DATASET EXTRACT —

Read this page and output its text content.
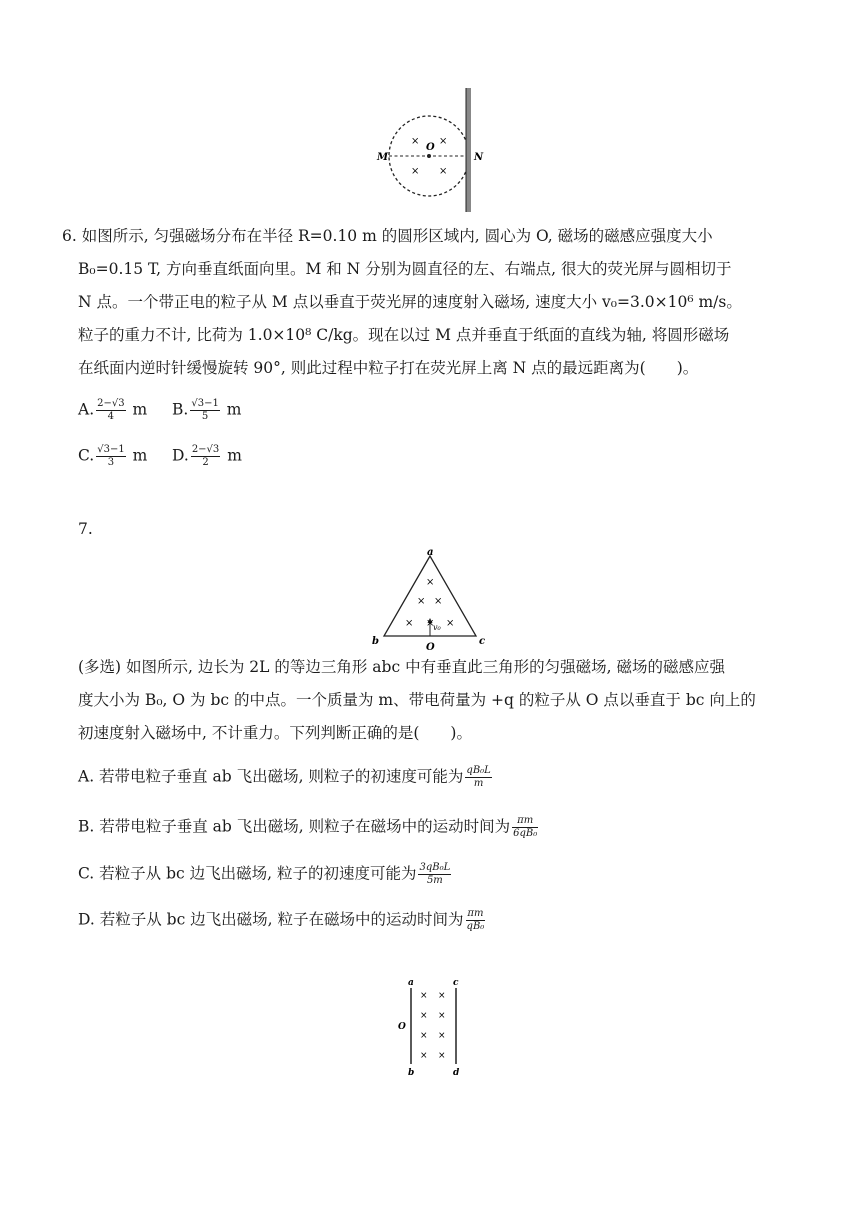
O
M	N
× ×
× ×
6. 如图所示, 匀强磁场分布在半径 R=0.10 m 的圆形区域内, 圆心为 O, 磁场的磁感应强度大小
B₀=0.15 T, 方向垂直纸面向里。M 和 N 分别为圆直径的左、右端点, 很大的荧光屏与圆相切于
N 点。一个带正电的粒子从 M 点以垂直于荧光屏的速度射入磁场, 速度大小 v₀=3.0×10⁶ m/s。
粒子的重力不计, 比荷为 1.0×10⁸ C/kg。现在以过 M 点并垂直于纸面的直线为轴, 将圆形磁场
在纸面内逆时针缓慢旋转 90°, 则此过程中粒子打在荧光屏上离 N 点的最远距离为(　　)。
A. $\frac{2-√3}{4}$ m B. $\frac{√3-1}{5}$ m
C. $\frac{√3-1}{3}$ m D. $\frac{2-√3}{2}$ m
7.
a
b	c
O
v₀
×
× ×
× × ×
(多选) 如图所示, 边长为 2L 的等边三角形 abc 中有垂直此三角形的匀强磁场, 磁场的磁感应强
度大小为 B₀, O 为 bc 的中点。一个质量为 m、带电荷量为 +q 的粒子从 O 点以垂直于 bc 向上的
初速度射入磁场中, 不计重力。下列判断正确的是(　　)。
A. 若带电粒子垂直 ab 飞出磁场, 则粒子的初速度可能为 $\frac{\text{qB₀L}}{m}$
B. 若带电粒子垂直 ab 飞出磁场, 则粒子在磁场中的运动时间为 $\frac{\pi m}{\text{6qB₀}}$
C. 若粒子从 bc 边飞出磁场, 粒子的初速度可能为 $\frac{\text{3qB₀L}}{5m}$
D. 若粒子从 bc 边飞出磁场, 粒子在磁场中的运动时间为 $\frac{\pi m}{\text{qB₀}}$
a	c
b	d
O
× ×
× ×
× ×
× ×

EXERCISE DIRECTIONS —
Above are records with pictures; repeat the records exactly and leave the pictures out.

THE RESULT —
Read this page and output its text content.
O
M	N
× ×
× ×
6. 如图所示, 匀强磁场分布在半径 R=0.10 m 的圆形区域内, 圆心为 O, 磁场的磁感应强度大小
B₀=0.15 T, 方向垂直纸面向里。M 和 N 分别为圆直径的左、右端点, 很大的荧光屏与圆相切于
N 点。一个带正电的粒子从 M 点以垂直于荧光屏的速度射入磁场, 速度大小 v₀=3.0×10⁶ m/s。
粒子的重力不计, 比荷为 1.0×10⁸ C/kg。现在以过 M 点并垂直于纸面的直线为轴, 将圆形磁场
在纸面内逆时针缓慢旋转 90°, 则此过程中粒子打在荧光屏上离 N 点的最远距离为(　　)。
A. $\frac{2-√3}{4}$ m B. $\frac{√3-1}{5}$ m
C. $\frac{√3-1}{3}$ m D. $\frac{2-√3}{2}$ m
7.
a
b	c
O
v₀
×
× ×
× × ×
(多选) 如图所示, 边长为 2L 的等边三角形 abc 中有垂直此三角形的匀强磁场, 磁场的磁感应强
度大小为 B₀, O 为 bc 的中点。一个质量为 m、带电荷量为 +q 的粒子从 O 点以垂直于 bc 向上的
初速度射入磁场中, 不计重力。下列判断正确的是(　　)。
A. 若带电粒子垂直 ab 飞出磁场, 则粒子的初速度可能为 $\frac{\text{qB₀L}}{m}$
B. 若带电粒子垂直 ab 飞出磁场, 则粒子在磁场中的运动时间为 $\frac{\pi m}{\text{6qB₀}}$
C. 若粒子从 bc 边飞出磁场, 粒子的初速度可能为 $\frac{\text{3qB₀L}}{5m}$
D. 若粒子从 bc 边飞出磁场, 粒子在磁场中的运动时间为 $\frac{\pi m}{\text{qB₀}}$
a	c
b	d
O
× ×
× ×
× ×
× ×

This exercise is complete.